**** SUPPLIED TEXT ****
DEPLOYABLE REFLECTOR

Description

FIELD OF THE INVENTION

The present invention relates to a deployable reflector, mainly used in space systems, particularly to a deployable large parabolic reflector. The deployable reflector can be used in large antennas for Earth observation and telecom.

BACKGROUND

There are many deployable reflector assemblies already known in the state of the art.

U.S. Pat. No. 3,617,113 A discloses a deployable reflector assembly comprising a deployable reflector, a series of deployable panels surrounding and operatively connected to said deployable reflector, said series of deployable panels comprising a first deployable array of panels interconnected to form substantially an open cylinder upon deployment and a second deployable array of panels operatively connected to said first deployable array of panels, said second array of panels being interconnected to form a substantially flat ring upon being deployed that lies in a plane that is substantially perpendicular to the central axis of said cylinder formed by said deployed first array of panels and deploying means operatively connected to said series of deployable panels for deploying said series of deployable panels.

WO 2009153454 A2 discloses a hinged folding structure consisting of an assembly of elements hinged together by hinge means, where each of the elements has at each end a hinge enabling it to be connected to the end of another element across a hinge axis (X, Y), all the pivot pins of the hinges being so constructed that the structure can adopt two extreme positions, namely an unfolded position where the elements are more or less continuous with each other to form an ellipse, and a folded position where the elements are brought together and approximately parallel with each other. The elements and the hinges are connected both to means for controlling the unfolding of the elements, and to assistance means for ensuring simultaneity of the unfolding or folding of the elements.

EP 2482378 A1 discloses a deployable antenna which has a larger aperture diameter by four-side links provided in at least three stages and which includes: six deployment link mechanisms arranged radially from a central shaft so as to support an outer edge portion of a flexible reflector mirror surface; and one deployment driving mechanism arranged at a lower portion of a center of arrangement of the six deployment link mechanisms, for unfolding the six deployment link mechanisms. Each of the six deployment link mechanisms includes a first four-side link, a second four-side link, and a third four-side link arranged in an order from a position of the central shaft, around which the six deployment link mechanisms are arranged, toward an outer side of the each of the six deployment link mechanisms so that the each of the six deployment link mechanisms is structured to be foldable in three stages.

WO 2021058838 A1 discloses a deployable assembly for antennas, comprising:—a structure including n pairs of segments, each pair of segments corresponding to one side of a deployed polygonal shape, n hinge joints between the two segments on one side, and n hinged angular links between each two adjacent sides, such that the structure can change from a stowed position with a substantially cylindrical shape into a deployed position with a substantially planar polygonal shape with n sides; and—a reflective surface. According to the invention, the deployable assembly additionally comprises:—a deployable boom between two segments, wherein the deployable boom lays stowed between the two segments before being deployed, the deployable boom ending in a feeder that electromagnetically feeds the antenna and that comprises a clamping element for keeping the structure closed when stowed, such that the feeder plays the role of a structural support element when stowed and an electromagnetic feeder for the antenna when deployed,—a set of tensor elements protruding from the back of the segments, and—a cable network that can shape the reflective surface, such that the corresponding cables are held by the tensor elements.
**** LISTED RECORDS ****
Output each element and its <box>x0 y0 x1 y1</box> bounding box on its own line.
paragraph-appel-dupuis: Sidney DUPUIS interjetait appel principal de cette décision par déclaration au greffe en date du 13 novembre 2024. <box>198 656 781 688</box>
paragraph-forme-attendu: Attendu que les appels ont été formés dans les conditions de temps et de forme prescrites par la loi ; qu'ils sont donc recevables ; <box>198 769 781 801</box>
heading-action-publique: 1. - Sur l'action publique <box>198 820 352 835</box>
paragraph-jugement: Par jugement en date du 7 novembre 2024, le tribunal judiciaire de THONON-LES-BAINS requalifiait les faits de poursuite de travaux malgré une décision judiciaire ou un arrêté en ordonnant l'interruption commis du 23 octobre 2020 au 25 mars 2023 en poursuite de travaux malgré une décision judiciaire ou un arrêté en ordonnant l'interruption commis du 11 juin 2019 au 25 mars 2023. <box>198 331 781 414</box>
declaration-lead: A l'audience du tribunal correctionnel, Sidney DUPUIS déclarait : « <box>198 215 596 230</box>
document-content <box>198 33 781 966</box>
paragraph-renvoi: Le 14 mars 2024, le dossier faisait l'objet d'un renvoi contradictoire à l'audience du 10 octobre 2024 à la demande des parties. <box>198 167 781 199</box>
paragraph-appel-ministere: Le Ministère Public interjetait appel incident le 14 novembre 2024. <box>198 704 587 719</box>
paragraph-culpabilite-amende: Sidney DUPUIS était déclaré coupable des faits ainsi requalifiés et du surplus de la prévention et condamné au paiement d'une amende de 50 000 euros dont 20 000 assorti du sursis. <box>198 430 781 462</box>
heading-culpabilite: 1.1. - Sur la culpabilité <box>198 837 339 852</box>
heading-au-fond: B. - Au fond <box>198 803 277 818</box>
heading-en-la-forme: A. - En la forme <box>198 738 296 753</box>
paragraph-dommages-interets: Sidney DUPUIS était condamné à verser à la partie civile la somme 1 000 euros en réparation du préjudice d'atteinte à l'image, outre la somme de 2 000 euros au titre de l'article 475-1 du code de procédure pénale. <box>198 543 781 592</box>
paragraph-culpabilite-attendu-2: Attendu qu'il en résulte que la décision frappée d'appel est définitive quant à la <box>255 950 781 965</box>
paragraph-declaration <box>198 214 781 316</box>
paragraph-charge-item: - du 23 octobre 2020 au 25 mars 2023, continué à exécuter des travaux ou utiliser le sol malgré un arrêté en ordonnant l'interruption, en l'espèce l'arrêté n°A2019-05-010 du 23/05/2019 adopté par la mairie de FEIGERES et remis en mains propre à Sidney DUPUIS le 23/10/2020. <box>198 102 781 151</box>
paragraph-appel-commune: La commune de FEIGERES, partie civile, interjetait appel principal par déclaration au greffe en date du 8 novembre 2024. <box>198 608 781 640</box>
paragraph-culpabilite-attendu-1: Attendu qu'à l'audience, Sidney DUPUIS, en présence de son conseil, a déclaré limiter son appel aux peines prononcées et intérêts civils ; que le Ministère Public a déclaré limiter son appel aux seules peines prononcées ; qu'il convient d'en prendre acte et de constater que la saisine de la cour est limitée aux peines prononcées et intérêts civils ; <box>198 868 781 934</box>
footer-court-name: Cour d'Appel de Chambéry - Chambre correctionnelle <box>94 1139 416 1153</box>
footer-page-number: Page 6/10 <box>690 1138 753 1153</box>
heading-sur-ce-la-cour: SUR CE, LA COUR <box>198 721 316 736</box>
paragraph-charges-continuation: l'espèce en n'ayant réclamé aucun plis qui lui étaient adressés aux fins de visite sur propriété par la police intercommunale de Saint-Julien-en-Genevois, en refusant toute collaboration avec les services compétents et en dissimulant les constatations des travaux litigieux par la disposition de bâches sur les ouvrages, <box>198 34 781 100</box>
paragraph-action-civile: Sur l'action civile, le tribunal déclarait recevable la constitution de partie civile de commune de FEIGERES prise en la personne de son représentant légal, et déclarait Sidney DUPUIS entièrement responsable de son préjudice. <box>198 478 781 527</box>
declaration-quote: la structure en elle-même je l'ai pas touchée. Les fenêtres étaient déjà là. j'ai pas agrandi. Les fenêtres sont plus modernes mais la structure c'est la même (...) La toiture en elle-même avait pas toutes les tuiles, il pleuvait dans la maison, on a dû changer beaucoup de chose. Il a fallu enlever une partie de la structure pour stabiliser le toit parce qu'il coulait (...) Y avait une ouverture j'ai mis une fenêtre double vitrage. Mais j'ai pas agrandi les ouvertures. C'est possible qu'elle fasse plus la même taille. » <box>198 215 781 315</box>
****
* WORK TO DO:
1. Copy out the records unchanged, from their first line through the line containing "heading-action-publique: 1. - Sur", both ends included.
2. Continue the text on the deployable reflector from the point where it ends.

* SOLVED PROBLEMS:
1.
Output each element and its <box>x0 y0 x1 y1</box> bounding box on its own line.
paragraph-appel-dupuis: Sidney DUPUIS interjetait appel principal de cette décision par déclaration au greffe en date du 13 novembre 2024. <box>198 656 781 688</box>
paragraph-forme-attendu: Attendu que les appels ont été formés dans les conditions de temps et de forme prescrites par la loi ; qu'ils sont donc recevables ; <box>198 769 781 801</box>
heading-action-publique: 1. - Sur l'action publique <box>198 820 352 835</box>

2.
Currently, large ratio of stowed-to-deployed diameter parabolic reflectors (for instance, more than 1:10) are being required in the space industry. So far very few designs (tensegrity networks, umbrella-like surfaces, etc) are able to deploy successfully such large reflector surfaces in-orbit, implying paramount complexity and cost. Further, these paraboloid reflectors do not fully achieve the target surface accuracy when deployed, as they are composed of ruled surfaces instead of full quadratic ones. Other designs of deployable reflectors can achieve quadratic surfaces when deployed, but typically without large stowed-to-deployed ratios.

Large Space Structures GmbH has developed a deployable reflector for satellites applications where it is difficult to launch a large aperture antenna reflector. This deployable reflector uses the “origami” folding, but incorporating a high amount of nodes and folding lines in its design.

These prior art configurations provide deployable reflectors that are able to work satisfactorily. However, there is a need to have a deployable reflector with a large stowed-to-deployed ratio and a more compact configuration when stowed, a paraboloid surface when deployed and a simpler configuration.

SUMMARY OF THE INVENTION

Thus, it is an object of the invention to provide a deployable reflector for use in space systems that is able to overcome the mentioned drawbacks.

The invention provides a deployable reflector, configured to change from a stowed position to a deployed position with intermediate positions with peaks and valleys, and paraboloid shaped when deployed, that comprises the following parts:

• • a central polygonal part, in the form of an n-sided polygon,
  • a set of 2n radial parts starting from the central polygonal part and widening towards the periphery, so that the radial parts are joined by radial folds starting from the vertexes of the central polygonal part towards the periphery, the folds being arranged in such a way that the folds which in the intermediate positions are valleys alternate with the folds which in the intermediate positions are peaks, the radial parts having a quadratic surface when the reflector is in its deployed position, and
  • backing elements on a non-reflective side of the radial folds in the peak/valley positions, made in a material more elastic than that of the radial parts, wherein the backing elements are configured to allow the folding of the radial parts together when stowed,
  • wherein the set of 2n radial parts has a peripheral edge of polygonal shape with n sides, the deployable reflector additionally comprising a frame with n sides attached to the sides of the peripheral edge of the set of 2n radial parts and having a hinged angular link between every two adjacent sides of the frame.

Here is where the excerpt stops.